INPUT MATERIAL:
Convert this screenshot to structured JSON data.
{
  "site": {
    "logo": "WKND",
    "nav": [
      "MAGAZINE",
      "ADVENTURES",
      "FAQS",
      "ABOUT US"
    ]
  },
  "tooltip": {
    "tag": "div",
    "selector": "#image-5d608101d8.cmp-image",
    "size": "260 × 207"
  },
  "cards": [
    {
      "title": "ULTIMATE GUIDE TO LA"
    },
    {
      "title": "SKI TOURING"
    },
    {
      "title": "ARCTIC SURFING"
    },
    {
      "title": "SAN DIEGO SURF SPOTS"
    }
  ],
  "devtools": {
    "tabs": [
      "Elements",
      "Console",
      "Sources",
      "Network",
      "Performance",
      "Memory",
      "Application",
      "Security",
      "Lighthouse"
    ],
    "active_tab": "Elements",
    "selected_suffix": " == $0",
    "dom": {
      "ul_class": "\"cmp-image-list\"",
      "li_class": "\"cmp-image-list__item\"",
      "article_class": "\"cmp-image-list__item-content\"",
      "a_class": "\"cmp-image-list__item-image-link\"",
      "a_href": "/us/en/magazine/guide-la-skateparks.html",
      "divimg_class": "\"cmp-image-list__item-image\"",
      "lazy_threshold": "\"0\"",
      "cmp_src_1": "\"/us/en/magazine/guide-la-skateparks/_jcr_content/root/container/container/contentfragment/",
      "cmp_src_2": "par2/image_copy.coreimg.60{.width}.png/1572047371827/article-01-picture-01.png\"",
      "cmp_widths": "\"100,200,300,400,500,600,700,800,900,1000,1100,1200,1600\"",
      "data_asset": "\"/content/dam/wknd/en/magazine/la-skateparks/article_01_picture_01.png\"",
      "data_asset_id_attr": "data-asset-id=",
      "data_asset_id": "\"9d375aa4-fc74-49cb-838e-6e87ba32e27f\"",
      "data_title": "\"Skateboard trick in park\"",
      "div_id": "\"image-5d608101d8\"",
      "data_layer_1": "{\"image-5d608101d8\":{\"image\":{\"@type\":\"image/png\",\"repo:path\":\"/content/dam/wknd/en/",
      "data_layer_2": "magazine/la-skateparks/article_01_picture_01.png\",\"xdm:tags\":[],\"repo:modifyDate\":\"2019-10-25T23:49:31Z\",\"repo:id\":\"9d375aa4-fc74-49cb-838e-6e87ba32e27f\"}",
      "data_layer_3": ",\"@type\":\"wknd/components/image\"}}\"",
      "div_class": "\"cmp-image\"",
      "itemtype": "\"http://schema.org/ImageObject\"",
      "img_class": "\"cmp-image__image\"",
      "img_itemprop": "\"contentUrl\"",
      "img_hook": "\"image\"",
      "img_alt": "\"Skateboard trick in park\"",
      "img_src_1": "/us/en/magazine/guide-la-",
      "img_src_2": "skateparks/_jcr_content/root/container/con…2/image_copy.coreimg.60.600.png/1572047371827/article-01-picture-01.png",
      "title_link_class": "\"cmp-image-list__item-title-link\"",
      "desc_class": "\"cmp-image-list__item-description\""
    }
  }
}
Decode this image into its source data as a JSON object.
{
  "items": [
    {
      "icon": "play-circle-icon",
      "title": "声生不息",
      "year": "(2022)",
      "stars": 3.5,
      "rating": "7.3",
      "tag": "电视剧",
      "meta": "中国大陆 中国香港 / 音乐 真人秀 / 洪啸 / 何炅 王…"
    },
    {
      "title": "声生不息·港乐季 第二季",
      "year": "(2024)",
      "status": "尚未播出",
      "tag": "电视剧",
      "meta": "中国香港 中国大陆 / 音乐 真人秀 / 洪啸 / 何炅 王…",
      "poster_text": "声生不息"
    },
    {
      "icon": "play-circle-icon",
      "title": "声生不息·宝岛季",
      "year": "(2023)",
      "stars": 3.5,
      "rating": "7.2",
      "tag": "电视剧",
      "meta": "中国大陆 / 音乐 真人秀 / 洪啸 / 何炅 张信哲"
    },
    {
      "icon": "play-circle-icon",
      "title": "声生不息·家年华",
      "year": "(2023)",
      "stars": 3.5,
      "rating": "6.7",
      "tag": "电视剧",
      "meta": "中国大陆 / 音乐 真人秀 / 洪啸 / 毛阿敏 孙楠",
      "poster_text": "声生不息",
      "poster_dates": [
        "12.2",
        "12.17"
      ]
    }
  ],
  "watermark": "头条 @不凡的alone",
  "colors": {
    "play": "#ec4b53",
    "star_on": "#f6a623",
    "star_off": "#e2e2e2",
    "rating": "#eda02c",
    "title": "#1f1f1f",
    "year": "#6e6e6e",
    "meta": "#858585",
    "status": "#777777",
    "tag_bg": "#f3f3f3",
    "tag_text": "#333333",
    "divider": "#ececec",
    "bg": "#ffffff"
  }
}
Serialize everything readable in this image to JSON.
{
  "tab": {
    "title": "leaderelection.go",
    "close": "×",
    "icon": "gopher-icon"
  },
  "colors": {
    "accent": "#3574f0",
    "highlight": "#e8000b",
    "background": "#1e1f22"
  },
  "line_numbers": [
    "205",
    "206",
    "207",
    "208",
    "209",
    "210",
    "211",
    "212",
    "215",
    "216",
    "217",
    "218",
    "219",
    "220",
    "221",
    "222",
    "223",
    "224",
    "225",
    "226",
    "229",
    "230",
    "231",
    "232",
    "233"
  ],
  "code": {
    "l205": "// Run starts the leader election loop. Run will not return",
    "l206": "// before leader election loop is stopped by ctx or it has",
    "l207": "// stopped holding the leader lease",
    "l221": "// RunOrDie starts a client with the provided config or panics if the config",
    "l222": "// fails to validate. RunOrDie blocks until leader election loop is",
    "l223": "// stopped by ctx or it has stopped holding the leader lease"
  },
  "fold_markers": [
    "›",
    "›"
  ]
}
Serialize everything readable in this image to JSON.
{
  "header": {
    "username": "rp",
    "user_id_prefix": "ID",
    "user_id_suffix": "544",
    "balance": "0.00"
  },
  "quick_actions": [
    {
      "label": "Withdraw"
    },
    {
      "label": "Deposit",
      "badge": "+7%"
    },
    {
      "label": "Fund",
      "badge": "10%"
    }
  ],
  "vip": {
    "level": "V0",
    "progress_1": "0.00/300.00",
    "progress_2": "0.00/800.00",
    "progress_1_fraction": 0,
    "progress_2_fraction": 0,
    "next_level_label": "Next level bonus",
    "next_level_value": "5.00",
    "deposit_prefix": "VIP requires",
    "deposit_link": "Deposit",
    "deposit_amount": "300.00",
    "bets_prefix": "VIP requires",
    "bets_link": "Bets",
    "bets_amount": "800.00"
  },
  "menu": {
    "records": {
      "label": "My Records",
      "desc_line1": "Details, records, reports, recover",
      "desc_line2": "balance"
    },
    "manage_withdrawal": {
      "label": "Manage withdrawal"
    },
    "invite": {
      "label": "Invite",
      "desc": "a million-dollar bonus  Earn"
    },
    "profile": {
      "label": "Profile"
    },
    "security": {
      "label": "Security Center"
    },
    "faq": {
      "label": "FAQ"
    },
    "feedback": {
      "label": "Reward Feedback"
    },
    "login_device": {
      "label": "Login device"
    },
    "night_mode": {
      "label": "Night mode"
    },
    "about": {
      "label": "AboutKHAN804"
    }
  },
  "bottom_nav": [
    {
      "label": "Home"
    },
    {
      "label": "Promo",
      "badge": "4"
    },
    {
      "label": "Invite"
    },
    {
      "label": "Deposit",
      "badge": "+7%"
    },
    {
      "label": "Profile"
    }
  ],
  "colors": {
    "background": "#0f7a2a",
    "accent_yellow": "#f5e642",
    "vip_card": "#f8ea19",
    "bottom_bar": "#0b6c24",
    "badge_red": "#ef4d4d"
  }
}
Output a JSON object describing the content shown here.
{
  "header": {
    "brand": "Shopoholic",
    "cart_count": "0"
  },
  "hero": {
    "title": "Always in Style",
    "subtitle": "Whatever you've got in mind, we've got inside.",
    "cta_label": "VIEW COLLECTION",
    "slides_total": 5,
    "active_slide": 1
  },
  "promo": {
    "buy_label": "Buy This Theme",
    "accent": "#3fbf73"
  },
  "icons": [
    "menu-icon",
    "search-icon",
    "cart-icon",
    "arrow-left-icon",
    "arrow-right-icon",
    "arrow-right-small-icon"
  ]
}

EXERCISE TASK:
Produce an exact repeat of the lines from the one containing "Output a JSON" through the last line of the data, and nothing more.

TASK RESULT:
Output a JSON object describing the content shown here.
{
  "header": {
    "brand": "Shopoholic",
    "cart_count": "0"
  },
  "hero": {
    "title": "Always in Style",
    "subtitle": "Whatever you've got in mind, we've got inside.",
    "cta_label": "VIEW COLLECTION",
    "slides_total": 5,
    "active_slide": 1
  },
  "promo": {
    "buy_label": "Buy This Theme",
    "accent": "#3fbf73"
  },
  "icons": [
    "menu-icon",
    "search-icon",
    "cart-icon",
    "arrow-left-icon",
    "arrow-right-icon",
    "arrow-right-small-icon"
  ]
}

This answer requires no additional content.